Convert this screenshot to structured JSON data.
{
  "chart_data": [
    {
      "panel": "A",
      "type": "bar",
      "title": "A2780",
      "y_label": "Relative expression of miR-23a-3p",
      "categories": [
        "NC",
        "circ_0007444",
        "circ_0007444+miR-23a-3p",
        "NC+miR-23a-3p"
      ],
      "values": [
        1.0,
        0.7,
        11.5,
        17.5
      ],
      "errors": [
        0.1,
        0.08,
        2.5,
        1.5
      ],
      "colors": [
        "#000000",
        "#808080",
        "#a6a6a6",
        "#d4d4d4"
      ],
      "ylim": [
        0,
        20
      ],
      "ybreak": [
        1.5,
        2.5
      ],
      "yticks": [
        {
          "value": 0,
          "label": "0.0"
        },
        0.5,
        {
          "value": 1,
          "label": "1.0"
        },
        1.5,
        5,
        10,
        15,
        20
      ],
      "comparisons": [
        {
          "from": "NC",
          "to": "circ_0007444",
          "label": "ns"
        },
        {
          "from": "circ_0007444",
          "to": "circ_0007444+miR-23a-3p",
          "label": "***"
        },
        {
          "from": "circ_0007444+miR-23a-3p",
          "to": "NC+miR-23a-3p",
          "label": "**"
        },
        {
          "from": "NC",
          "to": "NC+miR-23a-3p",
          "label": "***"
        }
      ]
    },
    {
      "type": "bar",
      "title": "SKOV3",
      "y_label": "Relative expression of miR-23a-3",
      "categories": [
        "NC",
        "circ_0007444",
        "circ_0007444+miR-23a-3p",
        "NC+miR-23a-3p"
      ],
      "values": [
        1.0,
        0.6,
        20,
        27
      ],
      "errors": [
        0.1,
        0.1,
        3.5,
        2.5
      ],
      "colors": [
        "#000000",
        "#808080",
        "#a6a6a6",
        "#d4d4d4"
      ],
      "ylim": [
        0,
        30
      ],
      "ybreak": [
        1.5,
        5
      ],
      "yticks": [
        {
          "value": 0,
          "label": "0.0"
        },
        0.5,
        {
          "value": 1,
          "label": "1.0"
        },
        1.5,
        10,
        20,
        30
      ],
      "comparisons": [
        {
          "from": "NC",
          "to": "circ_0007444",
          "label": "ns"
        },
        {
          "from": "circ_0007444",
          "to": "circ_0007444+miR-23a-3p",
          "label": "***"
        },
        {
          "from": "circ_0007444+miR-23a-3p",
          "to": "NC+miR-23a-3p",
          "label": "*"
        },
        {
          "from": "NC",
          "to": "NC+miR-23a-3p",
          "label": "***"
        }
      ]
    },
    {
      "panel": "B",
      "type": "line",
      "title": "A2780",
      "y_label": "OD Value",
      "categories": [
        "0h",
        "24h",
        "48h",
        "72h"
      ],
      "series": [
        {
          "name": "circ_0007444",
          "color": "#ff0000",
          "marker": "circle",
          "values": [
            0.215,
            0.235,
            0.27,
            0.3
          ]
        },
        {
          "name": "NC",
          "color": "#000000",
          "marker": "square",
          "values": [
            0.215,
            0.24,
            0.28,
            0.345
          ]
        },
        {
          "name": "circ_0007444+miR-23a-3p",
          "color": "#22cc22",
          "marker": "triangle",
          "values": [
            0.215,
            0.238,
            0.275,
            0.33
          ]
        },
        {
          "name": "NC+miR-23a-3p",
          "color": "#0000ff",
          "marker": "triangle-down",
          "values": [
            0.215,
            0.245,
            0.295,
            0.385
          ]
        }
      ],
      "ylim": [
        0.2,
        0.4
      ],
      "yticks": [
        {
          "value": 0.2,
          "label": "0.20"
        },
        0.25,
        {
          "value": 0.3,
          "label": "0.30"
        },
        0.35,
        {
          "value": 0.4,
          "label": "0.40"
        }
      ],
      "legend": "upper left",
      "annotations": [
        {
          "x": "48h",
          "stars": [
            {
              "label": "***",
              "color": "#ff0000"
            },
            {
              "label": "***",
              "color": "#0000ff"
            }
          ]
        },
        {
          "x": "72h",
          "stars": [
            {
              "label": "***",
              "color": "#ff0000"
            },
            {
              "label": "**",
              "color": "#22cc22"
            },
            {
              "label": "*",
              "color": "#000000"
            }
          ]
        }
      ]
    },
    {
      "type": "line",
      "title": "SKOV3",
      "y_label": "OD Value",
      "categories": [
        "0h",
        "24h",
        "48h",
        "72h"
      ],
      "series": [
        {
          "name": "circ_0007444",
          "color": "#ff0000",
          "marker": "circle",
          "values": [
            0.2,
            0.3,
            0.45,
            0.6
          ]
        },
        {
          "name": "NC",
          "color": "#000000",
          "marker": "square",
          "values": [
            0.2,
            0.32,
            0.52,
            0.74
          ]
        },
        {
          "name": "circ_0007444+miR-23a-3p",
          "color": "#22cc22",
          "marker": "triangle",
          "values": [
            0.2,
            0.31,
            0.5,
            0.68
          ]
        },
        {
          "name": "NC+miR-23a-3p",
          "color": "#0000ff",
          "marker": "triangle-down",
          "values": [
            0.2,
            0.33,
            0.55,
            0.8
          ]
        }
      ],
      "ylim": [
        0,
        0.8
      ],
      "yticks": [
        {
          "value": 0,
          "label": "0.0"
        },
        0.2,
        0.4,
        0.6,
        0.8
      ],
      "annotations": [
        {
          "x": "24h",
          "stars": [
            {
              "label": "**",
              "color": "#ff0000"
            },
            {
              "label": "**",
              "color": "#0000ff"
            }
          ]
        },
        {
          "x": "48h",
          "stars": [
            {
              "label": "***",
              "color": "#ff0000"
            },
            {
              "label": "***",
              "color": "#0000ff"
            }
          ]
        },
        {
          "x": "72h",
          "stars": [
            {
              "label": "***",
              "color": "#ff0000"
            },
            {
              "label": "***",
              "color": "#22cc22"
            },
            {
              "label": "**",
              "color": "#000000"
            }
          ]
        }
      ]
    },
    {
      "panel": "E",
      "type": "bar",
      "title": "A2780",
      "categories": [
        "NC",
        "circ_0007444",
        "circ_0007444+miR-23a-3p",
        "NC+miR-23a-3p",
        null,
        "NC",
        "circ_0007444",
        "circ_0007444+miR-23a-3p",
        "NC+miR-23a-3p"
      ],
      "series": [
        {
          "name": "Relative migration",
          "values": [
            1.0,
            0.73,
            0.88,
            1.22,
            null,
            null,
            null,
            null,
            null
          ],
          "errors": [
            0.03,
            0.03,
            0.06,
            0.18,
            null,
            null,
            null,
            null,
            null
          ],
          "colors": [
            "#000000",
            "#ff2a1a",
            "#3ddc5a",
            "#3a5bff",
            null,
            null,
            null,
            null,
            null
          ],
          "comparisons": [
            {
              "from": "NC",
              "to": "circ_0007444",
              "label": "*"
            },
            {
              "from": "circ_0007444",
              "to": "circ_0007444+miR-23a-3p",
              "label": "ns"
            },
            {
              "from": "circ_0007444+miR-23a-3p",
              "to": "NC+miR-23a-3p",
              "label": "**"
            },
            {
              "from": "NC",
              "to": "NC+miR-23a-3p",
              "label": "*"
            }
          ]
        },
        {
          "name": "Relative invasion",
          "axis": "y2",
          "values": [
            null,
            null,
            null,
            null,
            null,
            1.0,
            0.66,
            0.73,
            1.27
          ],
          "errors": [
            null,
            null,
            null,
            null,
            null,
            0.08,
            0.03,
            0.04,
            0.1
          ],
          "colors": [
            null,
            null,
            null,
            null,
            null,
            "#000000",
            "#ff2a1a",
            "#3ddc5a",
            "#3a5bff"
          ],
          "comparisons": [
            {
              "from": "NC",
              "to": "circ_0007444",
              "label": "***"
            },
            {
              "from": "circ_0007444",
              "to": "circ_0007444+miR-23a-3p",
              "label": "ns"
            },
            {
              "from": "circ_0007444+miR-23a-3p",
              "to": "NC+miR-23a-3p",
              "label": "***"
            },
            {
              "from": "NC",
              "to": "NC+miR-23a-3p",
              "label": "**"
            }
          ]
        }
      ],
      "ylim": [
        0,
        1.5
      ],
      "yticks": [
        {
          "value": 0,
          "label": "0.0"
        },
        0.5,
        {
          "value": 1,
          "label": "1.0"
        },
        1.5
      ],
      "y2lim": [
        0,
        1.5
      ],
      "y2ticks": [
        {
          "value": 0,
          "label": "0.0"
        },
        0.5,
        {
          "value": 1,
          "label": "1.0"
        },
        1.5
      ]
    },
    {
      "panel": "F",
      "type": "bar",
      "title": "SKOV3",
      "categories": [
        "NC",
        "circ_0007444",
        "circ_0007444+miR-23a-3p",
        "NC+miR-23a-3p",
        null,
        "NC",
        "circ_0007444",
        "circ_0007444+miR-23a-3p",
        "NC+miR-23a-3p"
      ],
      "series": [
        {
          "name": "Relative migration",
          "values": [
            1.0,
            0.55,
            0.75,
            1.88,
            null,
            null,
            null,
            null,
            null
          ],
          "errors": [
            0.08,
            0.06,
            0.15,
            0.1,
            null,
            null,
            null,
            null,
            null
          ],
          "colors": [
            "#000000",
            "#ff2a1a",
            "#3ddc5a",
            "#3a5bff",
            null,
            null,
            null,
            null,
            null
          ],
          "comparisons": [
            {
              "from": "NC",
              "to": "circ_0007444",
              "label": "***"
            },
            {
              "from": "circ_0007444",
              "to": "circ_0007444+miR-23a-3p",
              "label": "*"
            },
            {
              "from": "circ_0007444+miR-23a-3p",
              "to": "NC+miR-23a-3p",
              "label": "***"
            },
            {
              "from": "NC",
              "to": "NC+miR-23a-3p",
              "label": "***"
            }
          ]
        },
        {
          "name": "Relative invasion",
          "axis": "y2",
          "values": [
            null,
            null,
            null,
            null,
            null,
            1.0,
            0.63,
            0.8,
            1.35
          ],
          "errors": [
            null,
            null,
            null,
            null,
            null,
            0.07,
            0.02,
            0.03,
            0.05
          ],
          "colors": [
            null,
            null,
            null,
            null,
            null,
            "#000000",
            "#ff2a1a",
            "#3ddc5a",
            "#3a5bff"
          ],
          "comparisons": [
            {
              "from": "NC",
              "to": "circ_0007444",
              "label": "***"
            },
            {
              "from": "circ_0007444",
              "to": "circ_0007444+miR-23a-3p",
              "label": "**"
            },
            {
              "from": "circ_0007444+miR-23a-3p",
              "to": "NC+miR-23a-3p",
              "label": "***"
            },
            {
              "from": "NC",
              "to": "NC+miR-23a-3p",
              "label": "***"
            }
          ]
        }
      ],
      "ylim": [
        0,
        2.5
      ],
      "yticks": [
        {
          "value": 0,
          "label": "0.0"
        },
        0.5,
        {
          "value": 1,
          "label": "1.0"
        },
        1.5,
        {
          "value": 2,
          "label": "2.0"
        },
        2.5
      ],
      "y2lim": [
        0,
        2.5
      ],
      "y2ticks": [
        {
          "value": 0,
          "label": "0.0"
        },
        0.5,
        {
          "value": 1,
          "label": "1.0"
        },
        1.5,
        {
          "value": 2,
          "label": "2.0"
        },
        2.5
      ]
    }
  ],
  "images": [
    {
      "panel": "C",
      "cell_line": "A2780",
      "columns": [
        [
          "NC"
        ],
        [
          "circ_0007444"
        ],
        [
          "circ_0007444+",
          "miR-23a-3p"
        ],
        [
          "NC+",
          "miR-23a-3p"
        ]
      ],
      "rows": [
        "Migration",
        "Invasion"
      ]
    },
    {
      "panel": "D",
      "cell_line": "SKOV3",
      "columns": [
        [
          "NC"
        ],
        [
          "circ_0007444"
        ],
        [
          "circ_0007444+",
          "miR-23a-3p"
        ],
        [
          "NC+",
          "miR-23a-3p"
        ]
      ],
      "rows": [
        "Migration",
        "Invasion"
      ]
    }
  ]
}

==*==

### What the exercise asks:
Show every line of the records above that contains the word "panel".

### Response:
      "panel": "A",
      "panel": "B",
      "panel": "E",
      "panel": "F",
      "panel": "C",
      "panel": "D",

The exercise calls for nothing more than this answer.